• Aim: Return every line below as is, leaving out the pictures.

Figure data in JSON:
* Begin *

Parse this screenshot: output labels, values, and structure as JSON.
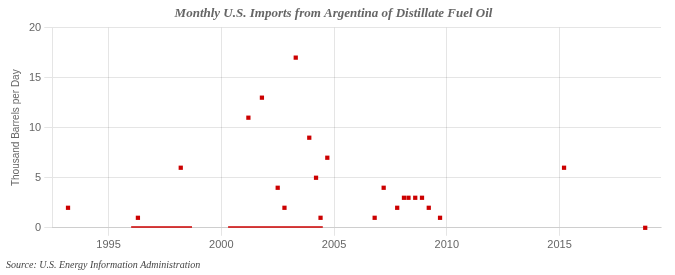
{
  "chart_data": {
    "type": "scatter",
    "title": "Monthly U.S. Imports from Argentina of Distillate Fuel Oil",
    "ylabel": "Thousand Barrels per Day",
    "annotation": "Source: U.S. Energy Information Administration",
    "series": [
      {
        "type": "scatter",
        "color": "#cc0000",
        "marker": "square",
        "x": [
          1993.2,
          1996.3,
          1998.2,
          2001.2,
          2001.8,
          2002.5,
          2002.8,
          2003.3,
          2003.9,
          2004.2,
          2004.4,
          2004.7,
          2006.8,
          2007.2,
          2007.8,
          2008.1,
          2008.3,
          2008.6,
          2008.9,
          2009.2,
          2009.7,
          2015.2,
          2018.8
        ],
        "values": [
          2.0,
          1.0,
          6.0,
          11.0,
          13.0,
          4.0,
          2.0,
          17.0,
          9.0,
          5.0,
          1.0,
          7.0,
          1.0,
          4.0,
          2.0,
          3.0,
          3.0,
          3.0,
          3.0,
          2.0,
          1.0,
          6.0,
          0.0
        ]
      },
      {
        "type": "line",
        "color": "#cc0000",
        "x": [
          1996.0,
          1998.7
        ],
        "values": [
          0.0,
          0.0
        ]
      },
      {
        "type": "line",
        "color": "#cc0000",
        "x": [
          2000.3,
          2004.5
        ],
        "values": [
          0.0,
          0.0
        ]
      }
    ],
    "xlim": [
      1992.5,
      2019.5
    ],
    "ylim": [
      0,
      20
    ],
    "xticks": [
      1995,
      2000,
      2005,
      2010,
      2015
    ],
    "yticks": [
      0,
      5,
      10,
      15,
      20
    ],
    "grid": true
  }
}
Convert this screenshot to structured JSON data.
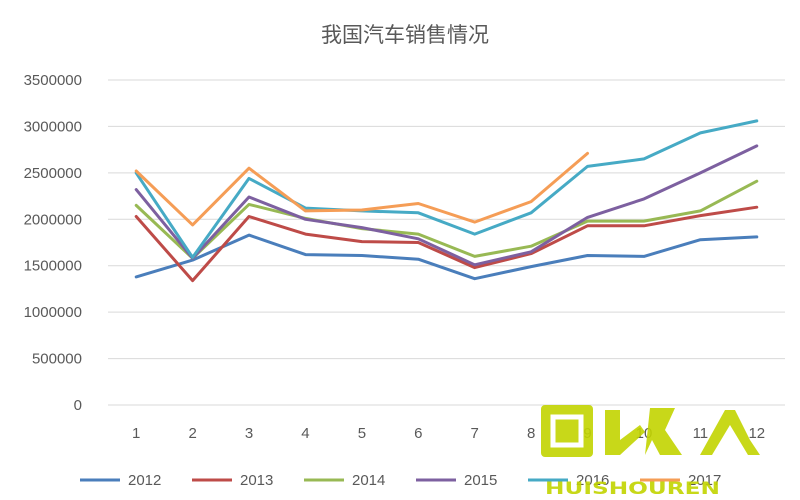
{
  "chart_data": {
    "type": "line",
    "title": "我国汽车销售情况",
    "xlabel": "",
    "ylabel": "",
    "categories": [
      "1",
      "2",
      "3",
      "4",
      "5",
      "6",
      "7",
      "8",
      "9",
      "10",
      "11",
      "12"
    ],
    "ylim": [
      0,
      3500000
    ],
    "yticks": [
      "0",
      "500000",
      "1000000",
      "1500000",
      "2000000",
      "2500000",
      "3000000",
      "3500000"
    ],
    "grid": true,
    "legend_position": "bottom",
    "series": [
      {
        "name": "2012",
        "color": "#4a7ebb",
        "values": [
          1380000,
          1560000,
          1830000,
          1620000,
          1610000,
          1570000,
          1360000,
          1490000,
          1610000,
          1600000,
          1780000,
          1810000
        ]
      },
      {
        "name": "2013",
        "color": "#be4b48",
        "values": [
          2030000,
          1340000,
          2030000,
          1840000,
          1760000,
          1750000,
          1480000,
          1630000,
          1930000,
          1930000,
          2040000,
          2130000
        ]
      },
      {
        "name": "2014",
        "color": "#98b954",
        "values": [
          2150000,
          1580000,
          2160000,
          2010000,
          1900000,
          1840000,
          1600000,
          1710000,
          1980000,
          1980000,
          2090000,
          2410000
        ]
      },
      {
        "name": "2015",
        "color": "#7d60a0",
        "values": [
          2320000,
          1580000,
          2240000,
          2000000,
          1910000,
          1790000,
          1510000,
          1650000,
          2020000,
          2220000,
          2500000,
          2790000
        ]
      },
      {
        "name": "2016",
        "color": "#46aac5",
        "values": [
          2500000,
          1590000,
          2440000,
          2120000,
          2090000,
          2070000,
          1840000,
          2070000,
          2570000,
          2650000,
          2930000,
          3060000
        ]
      },
      {
        "name": "2017",
        "color": "#f59d56",
        "values": [
          2520000,
          1940000,
          2550000,
          2090000,
          2100000,
          2170000,
          1970000,
          2190000,
          2710000,
          null,
          null,
          null
        ]
      }
    ]
  },
  "watermark": {
    "main_glyphs": "回收",
    "sub_text": "HUISHOUREN"
  }
}
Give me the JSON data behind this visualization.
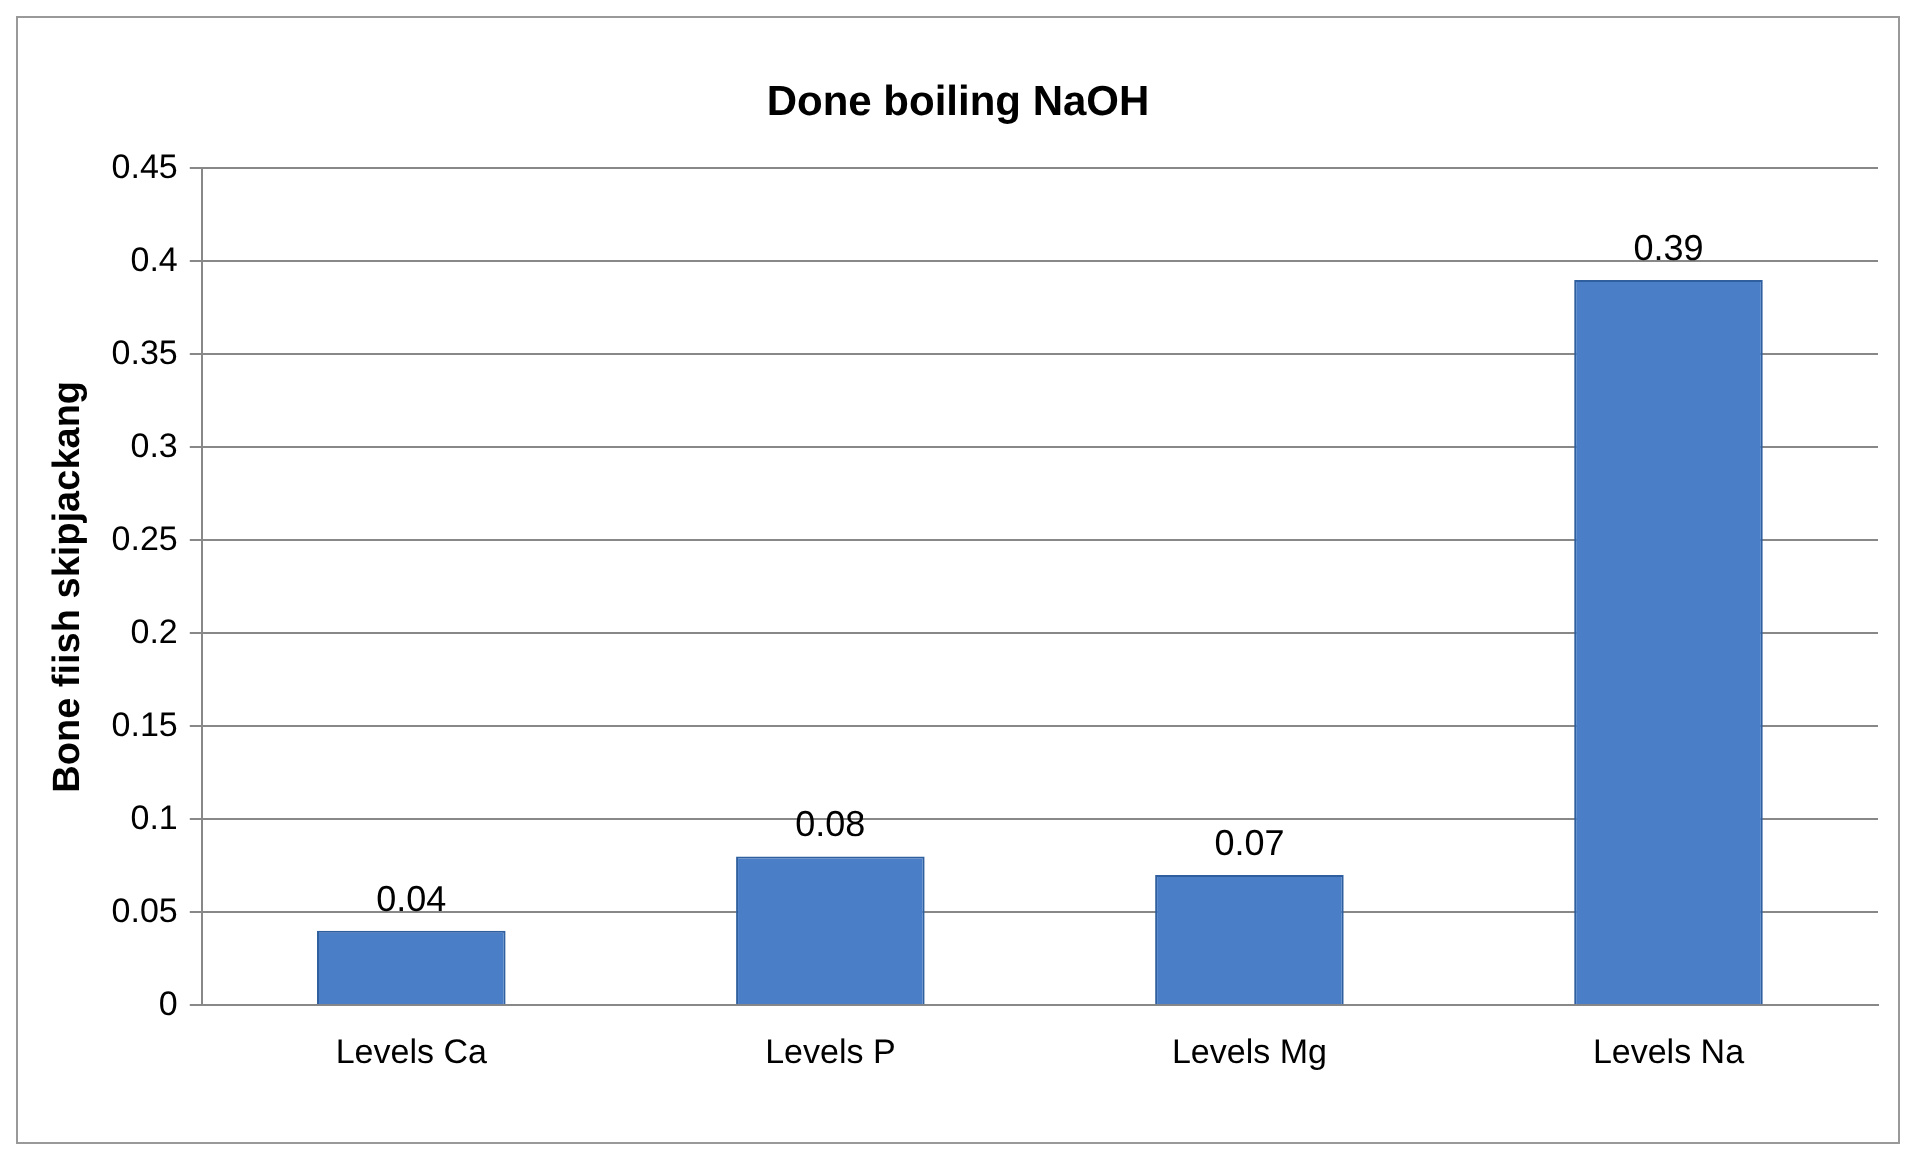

* End *

• Answer to the problem:
Parse this screenshot: output labels, values, and structure as JSON.
{
  "chart_data": {
    "type": "scatter",
    "title": "Monthly U.S. Imports from Argentina of Distillate Fuel Oil",
    "ylabel": "Thousand Barrels per Day",
    "annotation": "Source: U.S. Energy Information Administration",
    "series": [
      {
        "type": "scatter",
        "color": "#cc0000",
        "marker": "square",
        "x": [
          1993.2,
          1996.3,
          1998.2,
          2001.2,
          2001.8,
          2002.5,
          2002.8,
          2003.3,
          2003.9,
          2004.2,
          2004.4,
          2004.7,
          2006.8,
          2007.2,
          2007.8,
          2008.1,
          2008.3,
          2008.6,
          2008.9,
          2009.2,
          2009.7,
          2015.2,
          2018.8
        ],
        "values": [
          2.0,
          1.0,
          6.0,
          11.0,
          13.0,
          4.0,
          2.0,
          17.0,
          9.0,
          5.0,
          1.0,
          7.0,
          1.0,
          4.0,
          2.0,
          3.0,
          3.0,
          3.0,
          3.0,
          2.0,
          1.0,
          6.0,
          0.0
        ]
      },
      {
        "type": "line",
        "color": "#cc0000",
        "x": [
          1996.0,
          1998.7
        ],
        "values": [
          0.0,
          0.0
        ]
      },
      {
        "type": "line",
        "color": "#cc0000",
        "x": [
          2000.3,
          2004.5
        ],
        "values": [
          0.0,
          0.0
        ]
      }
    ],
    "xlim": [
      1992.5,
      2019.5
    ],
    "ylim": [
      0,
      20
    ],
    "xticks": [
      1995,
      2000,
      2005,
      2010,
      2015
    ],
    "yticks": [
      0,
      5,
      10,
      15,
      20
    ],
    "grid": true
  }
}
Convert this screenshot to structured JSON data.
{
  "chart_data": {
    "type": "line",
    "title": "我国汽车销售情况",
    "xlabel": "",
    "ylabel": "",
    "categories": [
      "1",
      "2",
      "3",
      "4",
      "5",
      "6",
      "7",
      "8",
      "9",
      "10",
      "11",
      "12"
    ],
    "ylim": [
      0,
      3500000
    ],
    "yticks": [
      "0",
      "500000",
      "1000000",
      "1500000",
      "2000000",
      "2500000",
      "3000000",
      "3500000"
    ],
    "grid": true,
    "legend_position": "bottom",
    "series": [
      {
        "name": "2012",
        "color": "#4a7ebb",
        "values": [
          1380000,
          1560000,
          1830000,
          1620000,
          1610000,
          1570000,
          1360000,
          1490000,
          1610000,
          1600000,
          1780000,
          1810000
        ]
      },
      {
        "name": "2013",
        "color": "#be4b48",
        "values": [
          2030000,
          1340000,
          2030000,
          1840000,
          1760000,
          1750000,
          1480000,
          1630000,
          1930000,
          1930000,
          2040000,
          2130000
        ]
      },
      {
        "name": "2014",
        "color": "#98b954",
        "values": [
          2150000,
          1580000,
          2160000,
          2010000,
          1900000,
          1840000,
          1600000,
          1710000,
          1980000,
          1980000,
          2090000,
          2410000
        ]
      },
      {
        "name": "2015",
        "color": "#7d60a0",
        "values": [
          2320000,
          1580000,
          2240000,
          2000000,
          1910000,
          1790000,
          1510000,
          1650000,
          2020000,
          2220000,
          2500000,
          2790000
        ]
      },
      {
        "name": "2016",
        "color": "#46aac5",
        "values": [
          2500000,
          1590000,
          2440000,
          2120000,
          2090000,
          2070000,
          1840000,
          2070000,
          2570000,
          2650000,
          2930000,
          3060000
        ]
      },
      {
        "name": "2017",
        "color": "#f59d56",
        "values": [
          2520000,
          1940000,
          2550000,
          2090000,
          2100000,
          2170000,
          1970000,
          2190000,
          2710000,
          null,
          null,
          null
        ]
      }
    ]
  },
  "watermark": {
    "main_glyphs": "回收",
    "sub_text": "HUISHOUREN"
  }
}
Give me the JSON data behind this visualization.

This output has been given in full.